What is required: Keep only the lines of the data below that contain "Exterior", and copy them.

++++ Input material

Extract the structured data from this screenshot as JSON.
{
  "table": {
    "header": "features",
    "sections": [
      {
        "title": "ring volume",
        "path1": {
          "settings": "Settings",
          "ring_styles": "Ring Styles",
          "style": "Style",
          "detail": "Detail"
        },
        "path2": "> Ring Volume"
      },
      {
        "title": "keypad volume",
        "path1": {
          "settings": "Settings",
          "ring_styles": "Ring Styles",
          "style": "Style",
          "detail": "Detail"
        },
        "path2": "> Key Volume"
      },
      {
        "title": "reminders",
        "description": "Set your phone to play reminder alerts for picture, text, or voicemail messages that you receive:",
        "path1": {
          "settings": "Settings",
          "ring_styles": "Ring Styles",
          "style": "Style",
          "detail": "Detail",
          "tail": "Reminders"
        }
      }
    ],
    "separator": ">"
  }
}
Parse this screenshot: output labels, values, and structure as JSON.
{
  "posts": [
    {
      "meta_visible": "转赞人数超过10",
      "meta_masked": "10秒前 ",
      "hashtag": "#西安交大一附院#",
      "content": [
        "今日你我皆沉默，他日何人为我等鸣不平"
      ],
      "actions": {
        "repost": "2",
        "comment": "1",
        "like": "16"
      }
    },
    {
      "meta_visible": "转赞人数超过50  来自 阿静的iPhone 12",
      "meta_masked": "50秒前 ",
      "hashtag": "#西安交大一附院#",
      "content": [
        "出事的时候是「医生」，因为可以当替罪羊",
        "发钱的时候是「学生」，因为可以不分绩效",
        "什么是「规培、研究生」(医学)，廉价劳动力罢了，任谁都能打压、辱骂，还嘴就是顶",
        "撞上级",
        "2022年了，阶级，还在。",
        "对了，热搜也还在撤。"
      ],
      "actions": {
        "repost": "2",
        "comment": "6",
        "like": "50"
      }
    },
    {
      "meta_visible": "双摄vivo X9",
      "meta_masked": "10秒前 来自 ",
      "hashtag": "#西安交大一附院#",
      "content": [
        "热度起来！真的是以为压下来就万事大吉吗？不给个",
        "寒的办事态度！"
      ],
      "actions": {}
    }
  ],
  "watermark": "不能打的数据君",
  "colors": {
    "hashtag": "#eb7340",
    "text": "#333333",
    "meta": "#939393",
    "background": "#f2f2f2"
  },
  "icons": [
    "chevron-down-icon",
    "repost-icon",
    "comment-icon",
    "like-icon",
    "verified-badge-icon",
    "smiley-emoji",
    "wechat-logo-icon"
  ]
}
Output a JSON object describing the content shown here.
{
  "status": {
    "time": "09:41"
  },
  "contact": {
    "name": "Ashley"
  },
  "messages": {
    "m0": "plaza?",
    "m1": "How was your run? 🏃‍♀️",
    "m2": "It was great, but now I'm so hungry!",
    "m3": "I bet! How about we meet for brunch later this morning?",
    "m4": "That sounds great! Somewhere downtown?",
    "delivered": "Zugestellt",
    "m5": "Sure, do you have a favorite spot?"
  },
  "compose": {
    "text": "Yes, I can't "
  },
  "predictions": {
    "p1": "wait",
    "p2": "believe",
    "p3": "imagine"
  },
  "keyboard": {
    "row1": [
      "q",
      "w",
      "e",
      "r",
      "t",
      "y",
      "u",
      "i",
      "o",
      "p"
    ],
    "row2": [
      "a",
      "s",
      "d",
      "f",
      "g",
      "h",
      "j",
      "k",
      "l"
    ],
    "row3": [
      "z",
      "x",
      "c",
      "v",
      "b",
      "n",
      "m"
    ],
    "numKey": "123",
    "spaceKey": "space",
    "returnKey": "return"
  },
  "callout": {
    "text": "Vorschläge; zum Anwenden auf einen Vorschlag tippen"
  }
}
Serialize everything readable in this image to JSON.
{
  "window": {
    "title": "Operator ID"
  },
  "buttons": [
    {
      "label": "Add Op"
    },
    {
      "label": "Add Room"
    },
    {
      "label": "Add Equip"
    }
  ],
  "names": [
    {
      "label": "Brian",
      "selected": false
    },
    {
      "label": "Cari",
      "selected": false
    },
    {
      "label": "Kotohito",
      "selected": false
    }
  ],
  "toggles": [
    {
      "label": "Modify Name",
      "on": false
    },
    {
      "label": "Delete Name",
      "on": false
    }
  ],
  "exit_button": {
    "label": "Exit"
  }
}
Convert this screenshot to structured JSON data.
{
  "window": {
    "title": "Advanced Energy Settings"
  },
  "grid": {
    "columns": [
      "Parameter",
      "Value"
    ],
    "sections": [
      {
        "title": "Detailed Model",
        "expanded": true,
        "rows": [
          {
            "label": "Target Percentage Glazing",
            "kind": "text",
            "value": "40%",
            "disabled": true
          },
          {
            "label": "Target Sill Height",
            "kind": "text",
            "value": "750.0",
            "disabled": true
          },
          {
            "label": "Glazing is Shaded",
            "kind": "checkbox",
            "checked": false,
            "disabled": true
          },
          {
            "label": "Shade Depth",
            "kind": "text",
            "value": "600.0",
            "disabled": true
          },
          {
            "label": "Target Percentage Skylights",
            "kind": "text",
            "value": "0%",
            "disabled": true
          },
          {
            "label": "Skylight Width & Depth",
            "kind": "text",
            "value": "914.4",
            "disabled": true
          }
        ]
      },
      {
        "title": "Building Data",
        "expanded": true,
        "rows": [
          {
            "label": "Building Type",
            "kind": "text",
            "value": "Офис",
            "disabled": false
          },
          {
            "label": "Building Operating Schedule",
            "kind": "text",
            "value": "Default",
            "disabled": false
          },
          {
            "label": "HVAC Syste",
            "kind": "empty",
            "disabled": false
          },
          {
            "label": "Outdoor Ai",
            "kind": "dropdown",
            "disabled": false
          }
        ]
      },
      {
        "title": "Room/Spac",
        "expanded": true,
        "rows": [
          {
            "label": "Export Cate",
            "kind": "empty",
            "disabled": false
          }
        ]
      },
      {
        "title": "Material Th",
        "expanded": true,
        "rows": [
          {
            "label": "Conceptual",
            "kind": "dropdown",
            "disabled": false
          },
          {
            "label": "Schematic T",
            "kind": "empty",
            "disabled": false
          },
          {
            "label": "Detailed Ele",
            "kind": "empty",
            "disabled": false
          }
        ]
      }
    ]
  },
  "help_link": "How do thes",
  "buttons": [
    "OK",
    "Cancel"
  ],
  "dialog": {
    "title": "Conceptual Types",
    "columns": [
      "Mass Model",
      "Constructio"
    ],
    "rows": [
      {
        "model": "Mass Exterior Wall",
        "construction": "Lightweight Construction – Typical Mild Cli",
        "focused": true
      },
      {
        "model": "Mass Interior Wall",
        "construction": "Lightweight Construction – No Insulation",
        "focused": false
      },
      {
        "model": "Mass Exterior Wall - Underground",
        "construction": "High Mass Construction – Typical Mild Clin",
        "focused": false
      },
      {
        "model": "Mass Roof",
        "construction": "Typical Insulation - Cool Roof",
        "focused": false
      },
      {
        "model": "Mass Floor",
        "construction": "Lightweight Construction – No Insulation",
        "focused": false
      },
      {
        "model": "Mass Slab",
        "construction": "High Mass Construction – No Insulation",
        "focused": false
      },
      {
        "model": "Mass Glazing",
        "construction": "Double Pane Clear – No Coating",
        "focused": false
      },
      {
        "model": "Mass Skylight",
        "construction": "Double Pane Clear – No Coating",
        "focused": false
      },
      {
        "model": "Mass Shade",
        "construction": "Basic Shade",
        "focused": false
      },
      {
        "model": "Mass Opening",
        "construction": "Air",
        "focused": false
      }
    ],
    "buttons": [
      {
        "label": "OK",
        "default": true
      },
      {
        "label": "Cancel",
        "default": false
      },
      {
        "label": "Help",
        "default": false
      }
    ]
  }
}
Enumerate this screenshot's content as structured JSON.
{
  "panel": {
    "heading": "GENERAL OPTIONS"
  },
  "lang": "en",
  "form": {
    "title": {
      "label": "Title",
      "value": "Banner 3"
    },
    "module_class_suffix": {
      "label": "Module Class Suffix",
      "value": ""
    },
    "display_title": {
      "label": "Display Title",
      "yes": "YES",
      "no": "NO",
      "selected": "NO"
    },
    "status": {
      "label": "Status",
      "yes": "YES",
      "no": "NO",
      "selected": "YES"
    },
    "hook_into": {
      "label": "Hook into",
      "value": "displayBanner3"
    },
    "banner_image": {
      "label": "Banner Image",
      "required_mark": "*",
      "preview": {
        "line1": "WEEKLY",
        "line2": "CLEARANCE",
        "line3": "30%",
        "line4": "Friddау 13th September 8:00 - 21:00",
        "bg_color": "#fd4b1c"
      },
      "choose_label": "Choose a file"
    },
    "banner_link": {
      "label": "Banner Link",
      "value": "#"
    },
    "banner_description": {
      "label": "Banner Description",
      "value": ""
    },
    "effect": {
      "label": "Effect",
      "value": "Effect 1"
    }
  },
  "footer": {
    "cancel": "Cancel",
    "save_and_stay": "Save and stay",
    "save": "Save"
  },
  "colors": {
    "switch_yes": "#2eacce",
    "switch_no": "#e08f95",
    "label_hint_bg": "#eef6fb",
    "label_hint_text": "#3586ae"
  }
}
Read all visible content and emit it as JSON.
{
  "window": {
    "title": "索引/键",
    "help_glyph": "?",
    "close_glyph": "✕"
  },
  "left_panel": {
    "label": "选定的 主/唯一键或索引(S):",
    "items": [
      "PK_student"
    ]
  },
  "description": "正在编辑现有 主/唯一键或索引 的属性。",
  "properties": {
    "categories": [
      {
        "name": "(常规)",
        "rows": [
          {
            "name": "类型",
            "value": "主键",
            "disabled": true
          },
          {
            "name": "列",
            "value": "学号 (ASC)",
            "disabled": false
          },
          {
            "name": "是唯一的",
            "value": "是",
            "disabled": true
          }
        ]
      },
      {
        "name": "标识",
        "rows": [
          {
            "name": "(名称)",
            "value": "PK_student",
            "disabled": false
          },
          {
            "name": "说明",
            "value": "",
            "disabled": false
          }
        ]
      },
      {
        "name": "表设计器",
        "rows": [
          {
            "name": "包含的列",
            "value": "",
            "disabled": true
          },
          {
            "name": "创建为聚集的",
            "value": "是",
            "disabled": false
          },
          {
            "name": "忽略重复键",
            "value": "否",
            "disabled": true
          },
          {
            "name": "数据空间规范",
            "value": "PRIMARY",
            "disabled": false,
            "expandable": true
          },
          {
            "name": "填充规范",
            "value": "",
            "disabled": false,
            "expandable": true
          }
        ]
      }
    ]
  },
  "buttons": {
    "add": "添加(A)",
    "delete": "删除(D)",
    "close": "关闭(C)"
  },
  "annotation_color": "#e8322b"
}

++++++++

Final answer:
        "model": "Mass Exterior Wall",
        "model": "Mass Exterior Wall - Underground",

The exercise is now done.